___ Information provided ___
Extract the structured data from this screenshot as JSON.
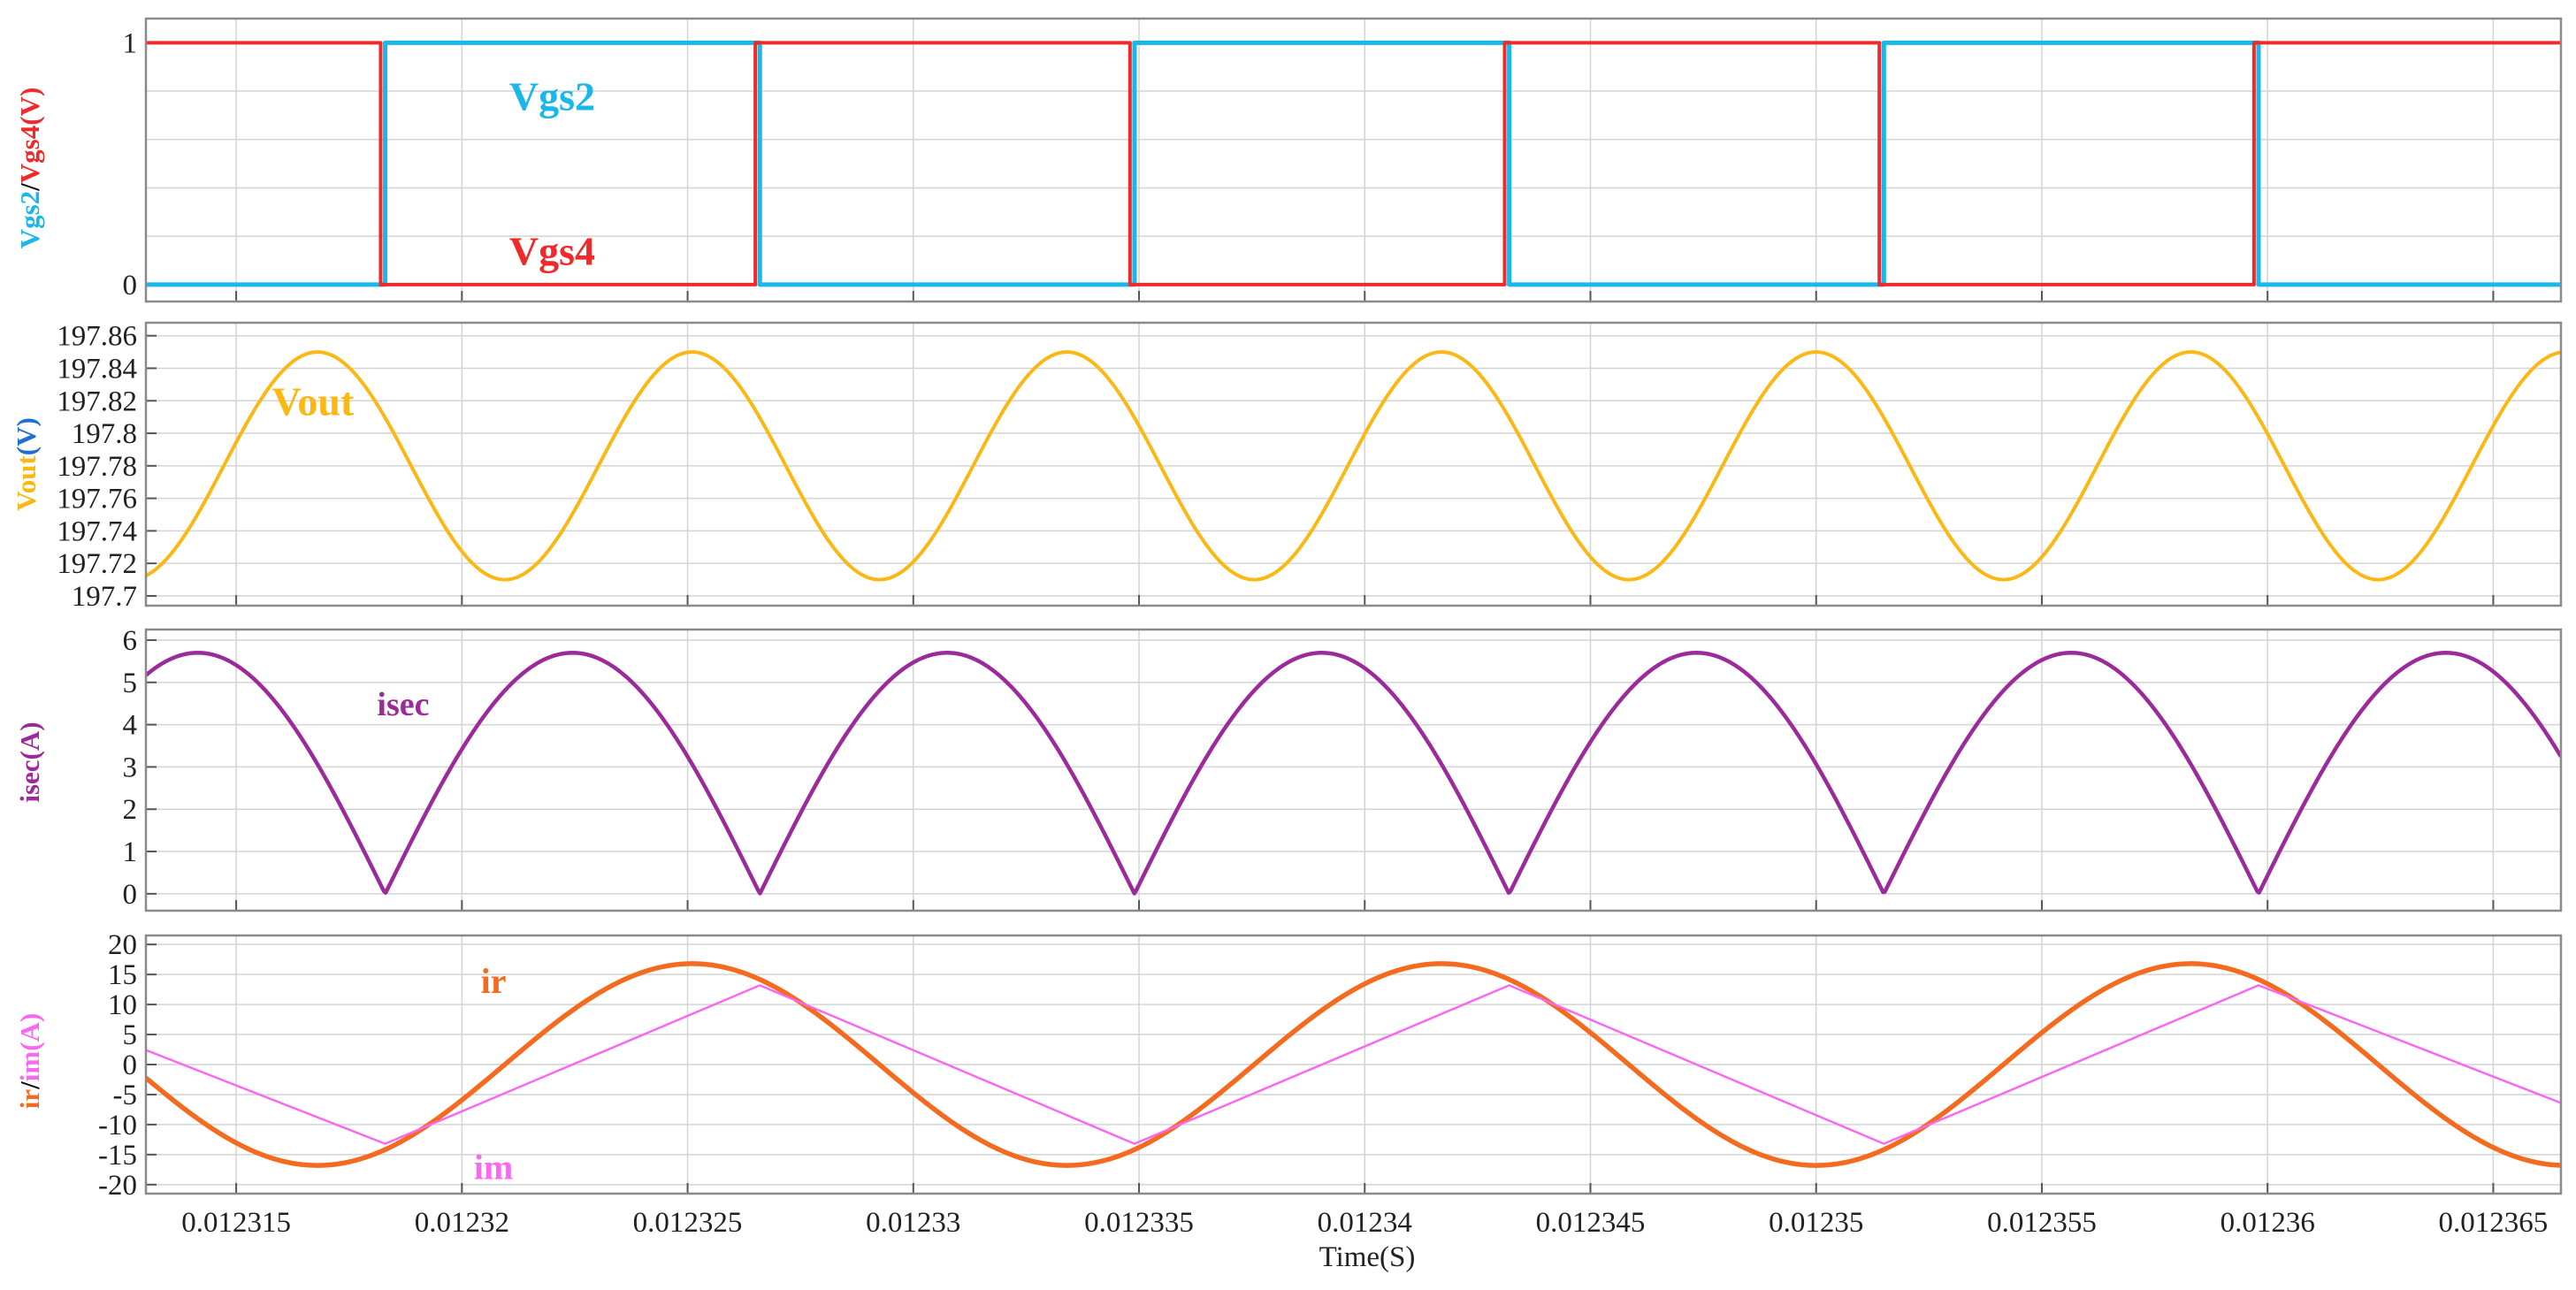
{
  "colors": {
    "vgs2": "#1ab7ea",
    "vgs4": "#ee2a2a",
    "vout": "#fbb815",
    "isec": "#9b2b9b",
    "ir": "#f46a1e",
    "im": "#f968f0",
    "grid": "#d4d4d4",
    "frame": "#8a8a8a"
  },
  "chart_data": [
    {
      "type": "line",
      "title": "",
      "xlabel": "",
      "ylabel": {
        "part1": "Vgs2",
        "sep": "/",
        "part2": "Vgs4(V)"
      },
      "xlim": [
        0.012313,
        0.0123665
      ],
      "ylim": [
        -0.07,
        1.1
      ],
      "yticks": [
        0,
        1
      ],
      "ytick_labels": [
        "0",
        "1"
      ],
      "grid": true,
      "series": [
        {
          "name": "Vgs2",
          "x": [
            0.012313,
            0.0123183,
            0.0123183,
            0.0123266,
            0.0123266,
            0.0123349,
            0.0123349,
            0.0123432,
            0.0123432,
            0.0123515,
            0.0123515,
            0.0123598,
            0.0123598,
            0.0123665
          ],
          "y": [
            0,
            0,
            1,
            1,
            0,
            0,
            1,
            1,
            0,
            0,
            1,
            1,
            0,
            0
          ]
        },
        {
          "name": "Vgs4",
          "x": [
            0.012313,
            0.0123182,
            0.0123182,
            0.0123265,
            0.0123265,
            0.0123348,
            0.0123348,
            0.0123431,
            0.0123431,
            0.0123514,
            0.0123514,
            0.0123597,
            0.0123597,
            0.0123665
          ],
          "y": [
            1,
            1,
            0,
            0,
            1,
            1,
            0,
            0,
            1,
            1,
            0,
            0,
            1,
            1
          ]
        }
      ],
      "annotations": [
        {
          "text": "Vgs2",
          "series": "Vgs2",
          "x": 0.012322,
          "y": 0.78
        },
        {
          "text": "Vgs4",
          "series": "Vgs4",
          "x": 0.012322,
          "y": 0.14
        }
      ]
    },
    {
      "type": "line",
      "title": "",
      "xlabel": "",
      "ylabel": {
        "part1": "Vout",
        "sep": "",
        "part2": "(V)"
      },
      "xlim": [
        0.012313,
        0.0123665
      ],
      "ylim": [
        197.694,
        197.868
      ],
      "yticks": [
        197.7,
        197.72,
        197.74,
        197.76,
        197.78,
        197.8,
        197.82,
        197.84,
        197.86
      ],
      "ytick_labels": [
        "197.7",
        "197.72",
        "197.74",
        "197.76",
        "197.78",
        "197.8",
        "197.82",
        "197.84",
        "197.86"
      ],
      "grid": true,
      "series": [
        {
          "name": "Vout",
          "model": "sine",
          "mean": 197.78,
          "amplitude": 0.07,
          "period": 8.3e-06,
          "peak_x": 0.0123168
        }
      ],
      "annotations": [
        {
          "text": "Vout",
          "series": "Vout",
          "x": 0.0123167,
          "y": 197.82
        }
      ]
    },
    {
      "type": "line",
      "title": "",
      "xlabel": "",
      "ylabel": {
        "part1": "isec",
        "sep": "",
        "part2": "(A)"
      },
      "xlim": [
        0.012313,
        0.0123665
      ],
      "ylim": [
        -0.4,
        6.25
      ],
      "yticks": [
        0,
        1,
        2,
        3,
        4,
        5,
        6
      ],
      "ytick_labels": [
        "0",
        "1",
        "2",
        "3",
        "4",
        "5",
        "6"
      ],
      "grid": true,
      "series": [
        {
          "name": "isec",
          "model": "rectified-sine",
          "amplitude": 5.7,
          "period": 8.3e-06,
          "zero_x": 0.0123183
        }
      ],
      "annotations": [
        {
          "text": "isec",
          "series": "isec",
          "x": 0.0123187,
          "y": 4.5
        }
      ]
    },
    {
      "type": "line",
      "title": "",
      "xlabel": "Time(S)",
      "ylabel": {
        "part1": "ir",
        "sep": "/",
        "part2": "im(A)"
      },
      "xlim": [
        0.012313,
        0.0123665
      ],
      "ylim": [
        -21.5,
        21.5
      ],
      "yticks": [
        -20,
        -15,
        -10,
        -5,
        0,
        5,
        10,
        15,
        20
      ],
      "ytick_labels": [
        "-20",
        "-15",
        "-10",
        "-5",
        "0",
        "5",
        "10",
        "15",
        "20"
      ],
      "xticks": [
        0.012315,
        0.01232,
        0.012325,
        0.01233,
        0.012335,
        0.01234,
        0.012345,
        0.01235,
        0.012355,
        0.01236,
        0.012365
      ],
      "xtick_labels": [
        "0.012315",
        "0.01232",
        "0.012325",
        "0.01233",
        "0.012335",
        "0.01234",
        "0.012345",
        "0.01235",
        "0.012355",
        "0.01236",
        "0.012365"
      ],
      "grid": true,
      "series": [
        {
          "name": "ir",
          "model": "sine",
          "amplitude": 16.8,
          "period": 1.66e-05,
          "peak_x": 0.0123251
        },
        {
          "name": "im",
          "model": "triangle",
          "x": [
            0.012313,
            0.0123183,
            0.0123266,
            0.0123349,
            0.0123432,
            0.0123515,
            0.0123598,
            0.0123665
          ],
          "y": [
            2.4,
            -13.2,
            13.2,
            -13.2,
            13.2,
            -13.2,
            13.2,
            -6.4
          ]
        }
      ],
      "annotations": [
        {
          "text": "ir",
          "series": "ir",
          "x": 0.0123207,
          "y": 14
        },
        {
          "text": "im",
          "series": "im",
          "x": 0.0123207,
          "y": -17
        }
      ]
    }
  ]
}
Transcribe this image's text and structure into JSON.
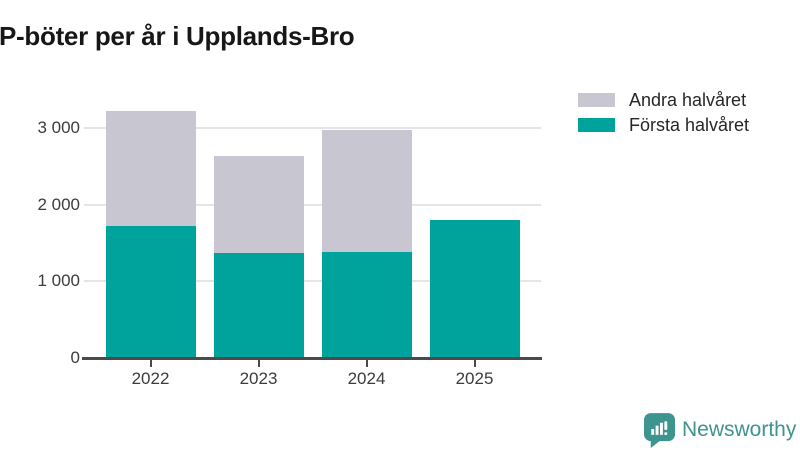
{
  "title": "P-böter per år i Upplands-Bro",
  "legend": {
    "items": [
      {
        "label": "Andra halvåret",
        "color": "#c8c6d1"
      },
      {
        "label": "Första halvåret",
        "color": "#00a39b"
      }
    ]
  },
  "chart_data": {
    "type": "bar",
    "stacked": true,
    "title": "P-böter per år i Upplands-Bro",
    "categories": [
      "2022",
      "2023",
      "2024",
      "2025"
    ],
    "series": [
      {
        "name": "Första halvåret",
        "color": "#00a39b",
        "values": [
          1720,
          1370,
          1380,
          1800
        ]
      },
      {
        "name": "Andra halvåret",
        "color": "#c8c6d1",
        "values": [
          1500,
          1270,
          1600,
          0
        ]
      }
    ],
    "totals": [
      3220,
      2640,
      2980,
      1800
    ],
    "xlabel": "",
    "ylabel": "",
    "ylim": [
      0,
      3250
    ],
    "yticks": {
      "values": [
        0,
        1000,
        2000,
        3000
      ],
      "labels": [
        "0",
        "1 000",
        "2 000",
        "3 000"
      ]
    },
    "grid": true,
    "legend_position": "top-right"
  },
  "branding": {
    "logo_text": "Newsworthy",
    "logo_icon": "newsworthy-bar-chart-bubble-icon",
    "color": "#3e948e"
  }
}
___
## What you will do
What is the number of lines in the records that contain "amplitude"? Give that number only.

## Response for this exercise
3